_TASK TO COMPLETE_
Find every line of the listing below where "structured" appears, and copy it.

━━━━━━━━━━━━━━━━

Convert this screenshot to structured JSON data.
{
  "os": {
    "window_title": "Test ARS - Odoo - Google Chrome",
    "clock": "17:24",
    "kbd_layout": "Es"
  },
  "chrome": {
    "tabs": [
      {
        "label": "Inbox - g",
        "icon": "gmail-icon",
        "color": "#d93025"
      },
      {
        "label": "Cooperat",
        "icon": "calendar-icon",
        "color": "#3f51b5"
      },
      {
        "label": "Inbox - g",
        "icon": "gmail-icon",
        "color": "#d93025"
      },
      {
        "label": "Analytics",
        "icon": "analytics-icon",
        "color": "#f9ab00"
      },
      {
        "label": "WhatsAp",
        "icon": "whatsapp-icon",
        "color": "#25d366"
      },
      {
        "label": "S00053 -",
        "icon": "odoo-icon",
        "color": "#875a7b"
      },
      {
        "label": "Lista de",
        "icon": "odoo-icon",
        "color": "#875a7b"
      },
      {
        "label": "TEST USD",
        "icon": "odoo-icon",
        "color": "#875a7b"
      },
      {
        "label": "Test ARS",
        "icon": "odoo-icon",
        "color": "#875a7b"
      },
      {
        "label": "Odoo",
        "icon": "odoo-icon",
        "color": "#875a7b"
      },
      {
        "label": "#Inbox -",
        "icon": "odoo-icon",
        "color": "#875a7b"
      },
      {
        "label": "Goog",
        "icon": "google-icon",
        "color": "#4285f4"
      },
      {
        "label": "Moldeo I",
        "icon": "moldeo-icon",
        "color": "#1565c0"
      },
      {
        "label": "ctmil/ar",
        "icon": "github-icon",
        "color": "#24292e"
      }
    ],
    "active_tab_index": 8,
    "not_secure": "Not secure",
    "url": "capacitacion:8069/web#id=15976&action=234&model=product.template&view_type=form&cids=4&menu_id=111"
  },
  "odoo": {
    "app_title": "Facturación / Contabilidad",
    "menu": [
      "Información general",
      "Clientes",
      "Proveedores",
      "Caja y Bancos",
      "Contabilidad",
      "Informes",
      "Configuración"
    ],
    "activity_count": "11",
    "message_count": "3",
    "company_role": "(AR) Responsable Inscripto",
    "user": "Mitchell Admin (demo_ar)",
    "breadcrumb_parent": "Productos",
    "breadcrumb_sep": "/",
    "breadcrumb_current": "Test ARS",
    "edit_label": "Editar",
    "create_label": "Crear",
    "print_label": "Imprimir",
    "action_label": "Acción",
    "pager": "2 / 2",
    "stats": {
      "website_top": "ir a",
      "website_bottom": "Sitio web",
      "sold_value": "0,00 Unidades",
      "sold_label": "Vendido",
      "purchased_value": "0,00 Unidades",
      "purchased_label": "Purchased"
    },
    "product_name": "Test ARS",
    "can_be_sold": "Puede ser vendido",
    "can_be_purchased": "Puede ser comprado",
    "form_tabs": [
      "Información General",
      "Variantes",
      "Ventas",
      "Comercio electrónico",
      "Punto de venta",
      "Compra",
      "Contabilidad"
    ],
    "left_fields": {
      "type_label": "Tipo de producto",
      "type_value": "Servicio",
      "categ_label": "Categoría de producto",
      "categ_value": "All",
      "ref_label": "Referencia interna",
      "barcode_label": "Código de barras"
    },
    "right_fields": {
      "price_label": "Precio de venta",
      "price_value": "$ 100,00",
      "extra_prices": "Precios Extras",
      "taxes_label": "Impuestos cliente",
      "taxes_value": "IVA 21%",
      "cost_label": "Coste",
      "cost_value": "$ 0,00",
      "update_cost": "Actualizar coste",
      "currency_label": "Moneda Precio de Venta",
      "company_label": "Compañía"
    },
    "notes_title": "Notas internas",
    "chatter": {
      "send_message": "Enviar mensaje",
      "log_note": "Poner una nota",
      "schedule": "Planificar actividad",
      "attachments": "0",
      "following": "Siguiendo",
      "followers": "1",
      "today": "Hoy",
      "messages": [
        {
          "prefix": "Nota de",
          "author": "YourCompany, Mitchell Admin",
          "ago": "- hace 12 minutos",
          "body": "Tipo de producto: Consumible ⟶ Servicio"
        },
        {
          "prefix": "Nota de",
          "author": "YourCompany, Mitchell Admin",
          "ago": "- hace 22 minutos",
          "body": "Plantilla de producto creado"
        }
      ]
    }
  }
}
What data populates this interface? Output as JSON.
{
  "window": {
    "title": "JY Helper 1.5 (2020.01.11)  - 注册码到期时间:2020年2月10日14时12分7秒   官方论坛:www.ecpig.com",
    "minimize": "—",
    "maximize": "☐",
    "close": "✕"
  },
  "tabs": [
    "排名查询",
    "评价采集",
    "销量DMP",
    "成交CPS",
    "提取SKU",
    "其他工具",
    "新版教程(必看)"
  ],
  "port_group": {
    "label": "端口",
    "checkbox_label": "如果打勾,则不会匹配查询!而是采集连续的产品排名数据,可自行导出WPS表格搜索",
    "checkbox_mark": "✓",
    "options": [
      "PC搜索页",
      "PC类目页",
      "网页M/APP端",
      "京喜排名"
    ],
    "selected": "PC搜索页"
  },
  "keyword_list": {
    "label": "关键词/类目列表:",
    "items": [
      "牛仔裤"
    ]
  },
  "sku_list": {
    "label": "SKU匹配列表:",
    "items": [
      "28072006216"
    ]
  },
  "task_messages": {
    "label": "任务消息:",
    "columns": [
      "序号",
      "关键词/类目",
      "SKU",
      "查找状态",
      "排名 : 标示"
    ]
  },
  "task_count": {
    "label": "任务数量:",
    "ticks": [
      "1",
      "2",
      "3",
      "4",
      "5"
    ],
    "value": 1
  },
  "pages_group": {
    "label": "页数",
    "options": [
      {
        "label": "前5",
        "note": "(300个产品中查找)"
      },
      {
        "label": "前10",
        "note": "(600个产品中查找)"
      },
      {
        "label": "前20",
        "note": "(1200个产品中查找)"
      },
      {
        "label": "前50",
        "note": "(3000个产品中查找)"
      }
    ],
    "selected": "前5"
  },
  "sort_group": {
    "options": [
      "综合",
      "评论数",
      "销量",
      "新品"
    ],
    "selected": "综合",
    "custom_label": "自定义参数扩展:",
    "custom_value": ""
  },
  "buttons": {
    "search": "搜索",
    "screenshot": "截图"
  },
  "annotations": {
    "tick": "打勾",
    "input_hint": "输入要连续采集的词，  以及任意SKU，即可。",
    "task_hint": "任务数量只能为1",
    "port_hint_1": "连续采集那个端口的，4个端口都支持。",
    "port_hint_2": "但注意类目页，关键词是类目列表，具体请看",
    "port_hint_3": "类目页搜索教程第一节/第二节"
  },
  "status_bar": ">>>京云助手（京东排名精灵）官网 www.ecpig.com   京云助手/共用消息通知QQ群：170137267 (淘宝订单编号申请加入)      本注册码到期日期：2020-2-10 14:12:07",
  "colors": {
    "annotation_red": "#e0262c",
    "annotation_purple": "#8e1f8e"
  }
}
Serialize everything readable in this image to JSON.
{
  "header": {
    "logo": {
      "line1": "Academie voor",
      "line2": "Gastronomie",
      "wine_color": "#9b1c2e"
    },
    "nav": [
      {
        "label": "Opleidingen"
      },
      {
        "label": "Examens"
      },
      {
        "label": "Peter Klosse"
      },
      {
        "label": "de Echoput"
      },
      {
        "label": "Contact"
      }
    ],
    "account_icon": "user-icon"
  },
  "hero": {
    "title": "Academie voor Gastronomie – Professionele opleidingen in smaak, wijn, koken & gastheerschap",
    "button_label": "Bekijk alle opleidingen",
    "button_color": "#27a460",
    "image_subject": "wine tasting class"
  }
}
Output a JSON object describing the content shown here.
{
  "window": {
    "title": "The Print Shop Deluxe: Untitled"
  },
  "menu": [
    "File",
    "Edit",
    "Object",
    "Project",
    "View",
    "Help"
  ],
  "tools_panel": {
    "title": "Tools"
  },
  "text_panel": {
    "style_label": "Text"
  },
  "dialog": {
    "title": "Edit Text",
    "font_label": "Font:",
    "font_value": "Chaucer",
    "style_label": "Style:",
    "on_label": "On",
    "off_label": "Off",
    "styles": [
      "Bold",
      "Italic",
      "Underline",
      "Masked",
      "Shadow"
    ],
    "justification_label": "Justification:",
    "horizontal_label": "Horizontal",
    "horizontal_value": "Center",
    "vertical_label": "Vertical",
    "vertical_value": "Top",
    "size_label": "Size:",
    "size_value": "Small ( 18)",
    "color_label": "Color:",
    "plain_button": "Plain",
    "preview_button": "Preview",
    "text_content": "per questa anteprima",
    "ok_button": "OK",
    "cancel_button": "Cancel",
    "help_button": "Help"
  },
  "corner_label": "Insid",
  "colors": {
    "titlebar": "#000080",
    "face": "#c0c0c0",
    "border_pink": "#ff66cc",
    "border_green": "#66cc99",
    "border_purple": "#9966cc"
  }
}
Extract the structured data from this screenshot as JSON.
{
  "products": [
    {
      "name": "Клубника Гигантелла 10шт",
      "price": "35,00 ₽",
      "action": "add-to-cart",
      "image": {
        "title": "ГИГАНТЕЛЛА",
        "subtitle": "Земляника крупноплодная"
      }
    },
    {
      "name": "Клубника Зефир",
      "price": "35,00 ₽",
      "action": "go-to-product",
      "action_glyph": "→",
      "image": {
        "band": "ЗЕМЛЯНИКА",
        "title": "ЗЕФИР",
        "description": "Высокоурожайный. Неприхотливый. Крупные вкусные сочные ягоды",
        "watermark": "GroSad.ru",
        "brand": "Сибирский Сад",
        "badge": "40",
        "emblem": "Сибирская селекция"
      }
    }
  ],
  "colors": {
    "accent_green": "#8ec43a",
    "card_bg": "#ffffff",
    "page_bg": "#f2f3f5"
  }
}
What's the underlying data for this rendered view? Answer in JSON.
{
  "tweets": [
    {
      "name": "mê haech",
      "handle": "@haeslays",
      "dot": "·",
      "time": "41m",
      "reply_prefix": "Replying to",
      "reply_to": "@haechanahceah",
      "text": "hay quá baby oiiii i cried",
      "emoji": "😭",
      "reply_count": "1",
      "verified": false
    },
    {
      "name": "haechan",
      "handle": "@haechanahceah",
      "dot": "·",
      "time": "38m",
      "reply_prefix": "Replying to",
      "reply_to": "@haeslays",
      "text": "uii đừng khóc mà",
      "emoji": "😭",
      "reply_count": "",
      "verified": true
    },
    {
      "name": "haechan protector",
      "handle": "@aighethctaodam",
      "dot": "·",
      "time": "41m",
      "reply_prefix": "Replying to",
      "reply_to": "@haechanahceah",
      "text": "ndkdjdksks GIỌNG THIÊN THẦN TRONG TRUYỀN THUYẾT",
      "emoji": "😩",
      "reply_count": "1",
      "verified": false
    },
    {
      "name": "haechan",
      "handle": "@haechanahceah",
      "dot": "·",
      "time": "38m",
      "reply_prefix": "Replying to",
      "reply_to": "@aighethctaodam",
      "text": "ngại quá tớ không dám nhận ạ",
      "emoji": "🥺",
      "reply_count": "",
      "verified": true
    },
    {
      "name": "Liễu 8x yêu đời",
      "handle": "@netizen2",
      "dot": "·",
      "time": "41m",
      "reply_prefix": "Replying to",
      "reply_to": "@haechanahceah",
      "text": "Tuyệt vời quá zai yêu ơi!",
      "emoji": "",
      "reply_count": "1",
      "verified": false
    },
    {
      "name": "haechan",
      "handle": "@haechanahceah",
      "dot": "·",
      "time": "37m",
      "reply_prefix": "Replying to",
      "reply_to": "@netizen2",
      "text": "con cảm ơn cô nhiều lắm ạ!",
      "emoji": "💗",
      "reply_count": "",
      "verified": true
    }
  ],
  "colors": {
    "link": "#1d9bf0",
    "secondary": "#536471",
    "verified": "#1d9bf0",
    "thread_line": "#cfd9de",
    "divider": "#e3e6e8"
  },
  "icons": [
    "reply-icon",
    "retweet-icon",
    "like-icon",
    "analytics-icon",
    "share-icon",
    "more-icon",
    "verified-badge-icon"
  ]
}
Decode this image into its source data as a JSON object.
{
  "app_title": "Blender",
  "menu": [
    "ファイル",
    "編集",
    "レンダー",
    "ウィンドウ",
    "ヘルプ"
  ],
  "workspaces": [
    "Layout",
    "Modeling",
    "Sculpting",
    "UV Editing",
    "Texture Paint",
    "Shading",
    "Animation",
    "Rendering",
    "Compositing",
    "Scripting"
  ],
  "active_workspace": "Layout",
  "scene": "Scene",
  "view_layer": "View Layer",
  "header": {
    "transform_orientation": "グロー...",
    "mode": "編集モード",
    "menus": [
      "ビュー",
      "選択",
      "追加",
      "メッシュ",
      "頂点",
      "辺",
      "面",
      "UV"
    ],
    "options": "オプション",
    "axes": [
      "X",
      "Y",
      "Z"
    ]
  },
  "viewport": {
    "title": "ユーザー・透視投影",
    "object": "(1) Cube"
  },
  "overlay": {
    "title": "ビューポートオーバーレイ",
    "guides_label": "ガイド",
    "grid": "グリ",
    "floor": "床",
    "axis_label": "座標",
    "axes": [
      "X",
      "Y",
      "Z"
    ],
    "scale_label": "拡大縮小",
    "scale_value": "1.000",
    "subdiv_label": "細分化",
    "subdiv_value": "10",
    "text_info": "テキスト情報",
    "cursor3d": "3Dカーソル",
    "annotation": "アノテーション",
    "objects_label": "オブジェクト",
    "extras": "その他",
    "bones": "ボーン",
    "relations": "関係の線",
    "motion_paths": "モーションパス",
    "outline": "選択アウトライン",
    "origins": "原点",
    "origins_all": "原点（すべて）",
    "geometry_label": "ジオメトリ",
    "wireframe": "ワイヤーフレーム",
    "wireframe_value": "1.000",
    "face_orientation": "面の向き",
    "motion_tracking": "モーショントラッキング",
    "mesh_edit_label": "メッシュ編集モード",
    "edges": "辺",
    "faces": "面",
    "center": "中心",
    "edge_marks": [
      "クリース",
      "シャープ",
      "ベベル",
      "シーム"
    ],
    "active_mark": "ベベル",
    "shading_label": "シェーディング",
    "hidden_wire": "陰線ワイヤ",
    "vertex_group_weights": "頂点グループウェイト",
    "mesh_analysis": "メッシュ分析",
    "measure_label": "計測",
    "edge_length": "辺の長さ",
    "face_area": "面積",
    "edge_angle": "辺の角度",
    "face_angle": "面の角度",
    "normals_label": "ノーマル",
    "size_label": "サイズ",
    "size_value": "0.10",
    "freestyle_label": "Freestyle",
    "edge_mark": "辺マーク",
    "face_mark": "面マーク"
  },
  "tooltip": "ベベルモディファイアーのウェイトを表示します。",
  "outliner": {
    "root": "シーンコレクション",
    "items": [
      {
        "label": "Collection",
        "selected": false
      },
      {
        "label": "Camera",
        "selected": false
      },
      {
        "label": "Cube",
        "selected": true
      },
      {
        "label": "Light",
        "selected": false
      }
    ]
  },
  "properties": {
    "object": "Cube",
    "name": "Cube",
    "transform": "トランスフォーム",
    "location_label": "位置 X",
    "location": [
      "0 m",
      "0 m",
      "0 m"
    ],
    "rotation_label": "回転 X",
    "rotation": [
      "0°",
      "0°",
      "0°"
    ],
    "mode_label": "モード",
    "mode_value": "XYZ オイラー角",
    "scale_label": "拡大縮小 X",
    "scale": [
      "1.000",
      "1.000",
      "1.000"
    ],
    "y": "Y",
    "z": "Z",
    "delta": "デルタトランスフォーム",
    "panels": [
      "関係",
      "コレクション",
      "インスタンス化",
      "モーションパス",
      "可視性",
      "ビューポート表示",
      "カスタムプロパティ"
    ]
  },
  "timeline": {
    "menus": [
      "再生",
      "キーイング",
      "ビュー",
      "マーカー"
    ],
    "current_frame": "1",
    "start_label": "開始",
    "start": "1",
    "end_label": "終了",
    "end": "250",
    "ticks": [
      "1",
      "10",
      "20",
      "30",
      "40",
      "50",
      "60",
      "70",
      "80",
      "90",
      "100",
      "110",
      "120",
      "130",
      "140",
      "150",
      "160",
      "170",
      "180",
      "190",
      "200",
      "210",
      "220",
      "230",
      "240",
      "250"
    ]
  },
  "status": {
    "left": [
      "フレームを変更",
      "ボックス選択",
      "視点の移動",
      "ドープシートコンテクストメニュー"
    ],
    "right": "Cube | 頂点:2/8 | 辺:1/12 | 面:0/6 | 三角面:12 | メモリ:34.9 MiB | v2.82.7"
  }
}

━━━━━━━━━━━━━━━━

_SOLUTION TO THIS EXERCISE_
Convert this screenshot to structured JSON data.
Extract the structured data from this screenshot as JSON.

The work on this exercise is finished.